• Work to do: Reproduce every entry exactly.

>> begin Extracted material

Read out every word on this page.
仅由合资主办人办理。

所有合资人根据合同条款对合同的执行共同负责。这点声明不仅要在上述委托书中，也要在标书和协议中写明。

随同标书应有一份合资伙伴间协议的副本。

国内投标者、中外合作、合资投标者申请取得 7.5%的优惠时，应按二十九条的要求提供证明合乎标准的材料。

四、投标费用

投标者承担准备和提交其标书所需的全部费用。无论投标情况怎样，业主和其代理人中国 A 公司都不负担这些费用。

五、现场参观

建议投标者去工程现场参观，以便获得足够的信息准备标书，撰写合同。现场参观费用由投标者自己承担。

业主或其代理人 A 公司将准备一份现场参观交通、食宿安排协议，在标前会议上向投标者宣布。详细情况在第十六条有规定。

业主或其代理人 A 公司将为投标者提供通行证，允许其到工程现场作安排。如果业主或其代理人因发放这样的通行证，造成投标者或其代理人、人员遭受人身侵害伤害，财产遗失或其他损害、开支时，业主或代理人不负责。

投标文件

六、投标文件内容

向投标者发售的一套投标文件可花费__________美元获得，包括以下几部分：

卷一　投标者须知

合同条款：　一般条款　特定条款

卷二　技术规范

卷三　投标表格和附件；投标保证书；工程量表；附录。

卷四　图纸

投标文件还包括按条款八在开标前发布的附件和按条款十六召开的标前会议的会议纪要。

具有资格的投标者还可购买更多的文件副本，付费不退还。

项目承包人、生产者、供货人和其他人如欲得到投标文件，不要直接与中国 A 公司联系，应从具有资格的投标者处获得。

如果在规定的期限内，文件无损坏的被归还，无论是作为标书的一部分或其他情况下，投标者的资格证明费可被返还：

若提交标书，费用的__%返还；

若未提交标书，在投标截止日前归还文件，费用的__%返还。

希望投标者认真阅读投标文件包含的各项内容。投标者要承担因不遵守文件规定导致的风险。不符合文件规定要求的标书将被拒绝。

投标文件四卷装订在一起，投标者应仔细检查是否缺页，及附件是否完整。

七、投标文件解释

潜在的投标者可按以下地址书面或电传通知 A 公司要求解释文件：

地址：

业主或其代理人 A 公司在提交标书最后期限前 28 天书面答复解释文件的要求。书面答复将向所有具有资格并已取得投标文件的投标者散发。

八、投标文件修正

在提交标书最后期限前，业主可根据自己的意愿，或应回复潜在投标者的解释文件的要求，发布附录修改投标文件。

>> end Extracted material

• Worked solution:
Read out every word on this page.
仅由合资主办人办理。

所有合资人根据合同条款对合同的执行共同负责。这点声明不仅要在上述委托书中，也要在标书和协议中写明。

随同标书应有一份合资伙伴间协议的副本。

国内投标者、中外合作、合资投标者申请取得 7.5%的优惠时，应按二十九条的要求提供证明合乎标准的材料。

四、投标费用

投标者承担准备和提交其标书所需的全部费用。无论投标情况怎样，业主和其代理人中国 A 公司都不负担这些费用。

五、现场参观

建议投标者去工程现场参观，以便获得足够的信息准备标书，撰写合同。现场参观费用由投标者自己承担。

业主或其代理人 A 公司将准备一份现场参观交通、食宿安排协议，在标前会议上向投标者宣布。详细情况在第十六条有规定。

业主或其代理人 A 公司将为投标者提供通行证，允许其到工程现场作安排。如果业主或其代理人因发放这样的通行证，造成投标者或其代理人、人员遭受人身侵害伤害，财产遗失或其他损害、开支时，业主或代理人不负责。

投标文件

六、投标文件内容

向投标者发售的一套投标文件可花费__________美元获得，包括以下几部分：

卷一　投标者须知

合同条款：　一般条款　特定条款

卷二　技术规范

卷三　投标表格和附件；投标保证书；工程量表；附录。

卷四　图纸

投标文件还包括按条款八在开标前发布的附件和按条款十六召开的标前会议的会议纪要。

具有资格的投标者还可购买更多的文件副本，付费不退还。

项目承包人、生产者、供货人和其他人如欲得到投标文件，不要直接与中国 A 公司联系，应从具有资格的投标者处获得。

如果在规定的期限内，文件无损坏的被归还，无论是作为标书的一部分或其他情况下，投标者的资格证明费可被返还：

若提交标书，费用的__%返还；

若未提交标书，在投标截止日前归还文件，费用的__%返还。

希望投标者认真阅读投标文件包含的各项内容。投标者要承担因不遵守文件规定导致的风险。不符合文件规定要求的标书将被拒绝。

投标文件四卷装订在一起，投标者应仔细检查是否缺页，及附件是否完整。

七、投标文件解释

潜在的投标者可按以下地址书面或电传通知 A 公司要求解释文件：

地址：

业主或其代理人 A 公司在提交标书最后期限前 28 天书面答复解释文件的要求。书面答复将向所有具有资格并已取得投标文件的投标者散发。

八、投标文件修正

在提交标书最后期限前，业主可根据自己的意愿，或应回复潜在投标者的解释文件的要求，发布附录修改投标文件。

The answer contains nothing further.